= Set task =
Reproduce every one of the lines below without changing anything.

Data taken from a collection
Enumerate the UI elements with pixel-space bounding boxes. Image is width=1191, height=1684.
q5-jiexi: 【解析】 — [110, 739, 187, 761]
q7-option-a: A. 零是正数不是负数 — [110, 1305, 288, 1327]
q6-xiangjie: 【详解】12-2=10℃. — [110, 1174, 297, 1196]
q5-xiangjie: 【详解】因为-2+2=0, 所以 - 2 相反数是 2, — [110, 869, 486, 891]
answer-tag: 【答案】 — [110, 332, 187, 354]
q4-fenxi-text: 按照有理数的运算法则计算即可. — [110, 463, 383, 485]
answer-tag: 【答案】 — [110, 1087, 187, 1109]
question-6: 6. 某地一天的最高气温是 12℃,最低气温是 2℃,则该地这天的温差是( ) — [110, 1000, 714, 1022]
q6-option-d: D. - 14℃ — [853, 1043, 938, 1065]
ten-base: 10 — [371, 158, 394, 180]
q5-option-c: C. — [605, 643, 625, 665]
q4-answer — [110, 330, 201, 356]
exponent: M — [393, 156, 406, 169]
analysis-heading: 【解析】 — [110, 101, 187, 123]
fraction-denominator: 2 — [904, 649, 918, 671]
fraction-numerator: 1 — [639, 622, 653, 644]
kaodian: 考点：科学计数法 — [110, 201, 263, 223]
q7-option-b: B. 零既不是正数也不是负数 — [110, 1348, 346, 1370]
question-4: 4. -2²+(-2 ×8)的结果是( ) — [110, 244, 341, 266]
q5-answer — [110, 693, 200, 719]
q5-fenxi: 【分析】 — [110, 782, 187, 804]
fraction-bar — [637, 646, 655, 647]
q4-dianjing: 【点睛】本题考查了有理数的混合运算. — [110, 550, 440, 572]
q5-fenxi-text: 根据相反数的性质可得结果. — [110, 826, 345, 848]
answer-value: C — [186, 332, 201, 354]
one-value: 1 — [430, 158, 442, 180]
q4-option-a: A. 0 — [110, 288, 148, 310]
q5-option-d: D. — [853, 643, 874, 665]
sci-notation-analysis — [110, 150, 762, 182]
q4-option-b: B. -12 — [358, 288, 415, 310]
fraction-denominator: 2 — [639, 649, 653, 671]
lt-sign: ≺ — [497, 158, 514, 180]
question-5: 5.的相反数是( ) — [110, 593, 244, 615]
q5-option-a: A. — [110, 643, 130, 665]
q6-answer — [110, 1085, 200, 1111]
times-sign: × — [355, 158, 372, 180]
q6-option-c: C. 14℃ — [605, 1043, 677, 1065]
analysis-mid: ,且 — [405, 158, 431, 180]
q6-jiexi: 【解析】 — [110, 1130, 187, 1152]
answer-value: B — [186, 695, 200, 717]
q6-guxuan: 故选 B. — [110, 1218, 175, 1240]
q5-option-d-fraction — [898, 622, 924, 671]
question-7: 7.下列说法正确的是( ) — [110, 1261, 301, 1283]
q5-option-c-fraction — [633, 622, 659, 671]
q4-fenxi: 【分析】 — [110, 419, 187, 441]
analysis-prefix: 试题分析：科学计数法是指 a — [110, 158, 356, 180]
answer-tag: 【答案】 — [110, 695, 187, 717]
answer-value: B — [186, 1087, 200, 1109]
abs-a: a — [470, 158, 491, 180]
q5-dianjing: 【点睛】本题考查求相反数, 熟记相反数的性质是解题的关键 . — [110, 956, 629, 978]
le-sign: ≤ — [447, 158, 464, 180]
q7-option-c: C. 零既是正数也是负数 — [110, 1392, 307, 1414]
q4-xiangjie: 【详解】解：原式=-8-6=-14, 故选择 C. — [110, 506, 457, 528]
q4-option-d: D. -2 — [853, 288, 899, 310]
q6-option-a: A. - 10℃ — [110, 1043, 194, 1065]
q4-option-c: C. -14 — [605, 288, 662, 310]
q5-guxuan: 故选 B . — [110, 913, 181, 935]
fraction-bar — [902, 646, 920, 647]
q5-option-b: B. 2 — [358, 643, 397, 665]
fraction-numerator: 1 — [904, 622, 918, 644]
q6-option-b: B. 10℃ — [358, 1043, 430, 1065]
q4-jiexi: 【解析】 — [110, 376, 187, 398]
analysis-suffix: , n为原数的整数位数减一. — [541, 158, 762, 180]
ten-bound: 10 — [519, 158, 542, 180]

= Output for this task =
Enumerate the UI elements with pixel-space bounding boxes. Image is width=1191, height=1684.
q5-jiexi: 【解析】 — [110, 739, 187, 761]
q7-option-a: A. 零是正数不是负数 — [110, 1305, 288, 1327]
q6-xiangjie: 【详解】12-2=10℃. — [110, 1174, 297, 1196]
q5-xiangjie: 【详解】因为-2+2=0, 所以 - 2 相反数是 2, — [110, 869, 486, 891]
answer-tag: 【答案】 — [110, 332, 187, 354]
q4-fenxi-text: 按照有理数的运算法则计算即可. — [110, 463, 383, 485]
answer-tag: 【答案】 — [110, 1087, 187, 1109]
question-6: 6. 某地一天的最高气温是 12℃,最低气温是 2℃,则该地这天的温差是( ) — [110, 1000, 714, 1022]
q6-option-d: D. - 14℃ — [853, 1043, 938, 1065]
ten-base: 10 — [371, 158, 394, 180]
q5-option-c: C. — [605, 643, 625, 665]
q4-answer — [110, 330, 201, 356]
exponent: M — [393, 156, 406, 169]
analysis-heading: 【解析】 — [110, 101, 187, 123]
fraction-denominator: 2 — [904, 649, 918, 671]
fraction-numerator: 1 — [639, 622, 653, 644]
kaodian: 考点：科学计数法 — [110, 201, 263, 223]
q7-option-b: B. 零既不是正数也不是负数 — [110, 1348, 346, 1370]
question-4: 4. -2²+(-2 ×8)的结果是( ) — [110, 244, 341, 266]
q5-answer — [110, 693, 200, 719]
q5-fenxi: 【分析】 — [110, 782, 187, 804]
fraction-bar — [637, 646, 655, 647]
q4-dianjing: 【点睛】本题考查了有理数的混合运算. — [110, 550, 440, 572]
q5-fenxi-text: 根据相反数的性质可得结果. — [110, 826, 345, 848]
answer-value: C — [186, 332, 201, 354]
one-value: 1 — [430, 158, 442, 180]
q4-option-a: A. 0 — [110, 288, 148, 310]
q5-option-d: D. — [853, 643, 874, 665]
sci-notation-analysis — [110, 150, 762, 182]
q4-option-b: B. -12 — [358, 288, 415, 310]
fraction-denominator: 2 — [639, 649, 653, 671]
lt-sign: ≺ — [497, 158, 514, 180]
question-5: 5.的相反数是( ) — [110, 593, 244, 615]
q5-option-a: A. — [110, 643, 130, 665]
q6-answer — [110, 1085, 200, 1111]
times-sign: × — [355, 158, 372, 180]
q6-option-c: C. 14℃ — [605, 1043, 677, 1065]
analysis-mid: ,且 — [405, 158, 431, 180]
q6-jiexi: 【解析】 — [110, 1130, 187, 1152]
answer-value: B — [186, 695, 200, 717]
q6-guxuan: 故选 B. — [110, 1218, 175, 1240]
q5-option-d-fraction — [898, 622, 924, 671]
question-7: 7.下列说法正确的是( ) — [110, 1261, 301, 1283]
q5-option-c-fraction — [633, 622, 659, 671]
q4-fenxi: 【分析】 — [110, 419, 187, 441]
analysis-prefix: 试题分析：科学计数法是指 a — [110, 158, 356, 180]
answer-tag: 【答案】 — [110, 695, 187, 717]
answer-value: B — [186, 1087, 200, 1109]
abs-a: a — [470, 158, 491, 180]
q5-dianjing: 【点睛】本题考查求相反数, 熟记相反数的性质是解题的关键 . — [110, 956, 629, 978]
le-sign: ≤ — [447, 158, 464, 180]
q7-option-c: C. 零既是正数也是负数 — [110, 1392, 307, 1414]
q4-xiangjie: 【详解】解：原式=-8-6=-14, 故选择 C. — [110, 506, 457, 528]
q4-option-d: D. -2 — [853, 288, 899, 310]
q6-option-a: A. - 10℃ — [110, 1043, 194, 1065]
q4-option-c: C. -14 — [605, 288, 662, 310]
q5-guxuan: 故选 B . — [110, 913, 181, 935]
fraction-bar — [902, 646, 920, 647]
q5-option-b: B. 2 — [358, 643, 397, 665]
fraction-numerator: 1 — [904, 622, 918, 644]
q6-option-b: B. 10℃ — [358, 1043, 430, 1065]
q4-jiexi: 【解析】 — [110, 376, 187, 398]
analysis-suffix: , n为原数的整数位数减一. — [541, 158, 762, 180]
ten-bound: 10 — [519, 158, 542, 180]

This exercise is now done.